=== Exercise instructions ===
Retype the listing that follows, exactly as written.

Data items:
__________
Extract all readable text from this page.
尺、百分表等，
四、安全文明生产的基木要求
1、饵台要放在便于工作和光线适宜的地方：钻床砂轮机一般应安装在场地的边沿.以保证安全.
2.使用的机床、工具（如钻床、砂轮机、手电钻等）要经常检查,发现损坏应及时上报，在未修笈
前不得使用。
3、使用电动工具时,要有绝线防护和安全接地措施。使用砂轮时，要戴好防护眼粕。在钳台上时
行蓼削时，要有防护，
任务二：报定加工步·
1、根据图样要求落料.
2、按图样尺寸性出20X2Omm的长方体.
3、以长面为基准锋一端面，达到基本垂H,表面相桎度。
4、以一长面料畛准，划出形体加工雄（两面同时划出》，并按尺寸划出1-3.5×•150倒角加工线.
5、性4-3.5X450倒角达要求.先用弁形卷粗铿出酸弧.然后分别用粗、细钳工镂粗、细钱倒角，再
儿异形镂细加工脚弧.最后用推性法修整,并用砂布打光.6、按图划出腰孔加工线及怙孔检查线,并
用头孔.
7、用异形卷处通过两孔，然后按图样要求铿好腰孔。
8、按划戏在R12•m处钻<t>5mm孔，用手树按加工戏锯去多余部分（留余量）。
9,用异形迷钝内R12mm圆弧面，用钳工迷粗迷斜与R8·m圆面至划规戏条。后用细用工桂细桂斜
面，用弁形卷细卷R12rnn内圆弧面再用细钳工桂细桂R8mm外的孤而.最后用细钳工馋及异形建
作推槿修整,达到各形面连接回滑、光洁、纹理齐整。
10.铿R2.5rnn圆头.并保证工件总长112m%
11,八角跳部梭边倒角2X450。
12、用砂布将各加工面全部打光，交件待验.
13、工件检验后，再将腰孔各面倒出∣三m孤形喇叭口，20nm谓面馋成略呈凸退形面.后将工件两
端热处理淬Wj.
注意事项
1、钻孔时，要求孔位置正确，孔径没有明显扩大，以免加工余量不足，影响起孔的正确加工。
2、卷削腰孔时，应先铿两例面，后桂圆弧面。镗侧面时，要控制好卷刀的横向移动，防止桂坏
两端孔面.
__________
=== Output below ===
Extract all readable text from this page.
尺、百分表等，
四、安全文明生产的基木要求
1、饵台要放在便于工作和光线适宜的地方：钻床砂轮机一般应安装在场地的边沿.以保证安全.
2.使用的机床、工具（如钻床、砂轮机、手电钻等）要经常检查,发现损坏应及时上报，在未修笈
前不得使用。
3、使用电动工具时,要有绝线防护和安全接地措施。使用砂轮时，要戴好防护眼粕。在钳台上时
行蓼削时，要有防护，
任务二：报定加工步·
1、根据图样要求落料.
2、按图样尺寸性出20X2Omm的长方体.
3、以长面为基准锋一端面，达到基本垂H,表面相桎度。
4、以一长面料畛准，划出形体加工雄（两面同时划出》，并按尺寸划出1-3.5×•150倒角加工线.
5、性4-3.5X450倒角达要求.先用弁形卷粗铿出酸弧.然后分别用粗、细钳工镂粗、细钱倒角，再
儿异形镂细加工脚弧.最后用推性法修整,并用砂布打光.6、按图划出腰孔加工线及怙孔检查线,并
用头孔.
7、用异形卷处通过两孔，然后按图样要求铿好腰孔。
8、按划戏在R12•m处钻<t>5mm孔，用手树按加工戏锯去多余部分（留余量）。
9,用异形迷钝内R12mm圆弧面，用钳工迷粗迷斜与R8·m圆面至划规戏条。后用细用工桂细桂斜
面，用弁形卷细卷R12rnn内圆弧面再用细钳工桂细桂R8mm外的孤而.最后用细钳工馋及异形建
作推槿修整,达到各形面连接回滑、光洁、纹理齐整。
10.铿R2.5rnn圆头.并保证工件总长112m%
11,八角跳部梭边倒角2X450。
12、用砂布将各加工面全部打光，交件待验.
13、工件检验后，再将腰孔各面倒出∣三m孤形喇叭口，20nm谓面馋成略呈凸退形面.后将工件两
端热处理淬Wj.
注意事项
1、钻孔时，要求孔位置正确，孔径没有明显扩大，以免加工余量不足，影响起孔的正确加工。
2、卷削腰孔时，应先铿两例面，后桂圆弧面。镗侧面时，要控制好卷刀的横向移动，防止桂坏
两端孔面.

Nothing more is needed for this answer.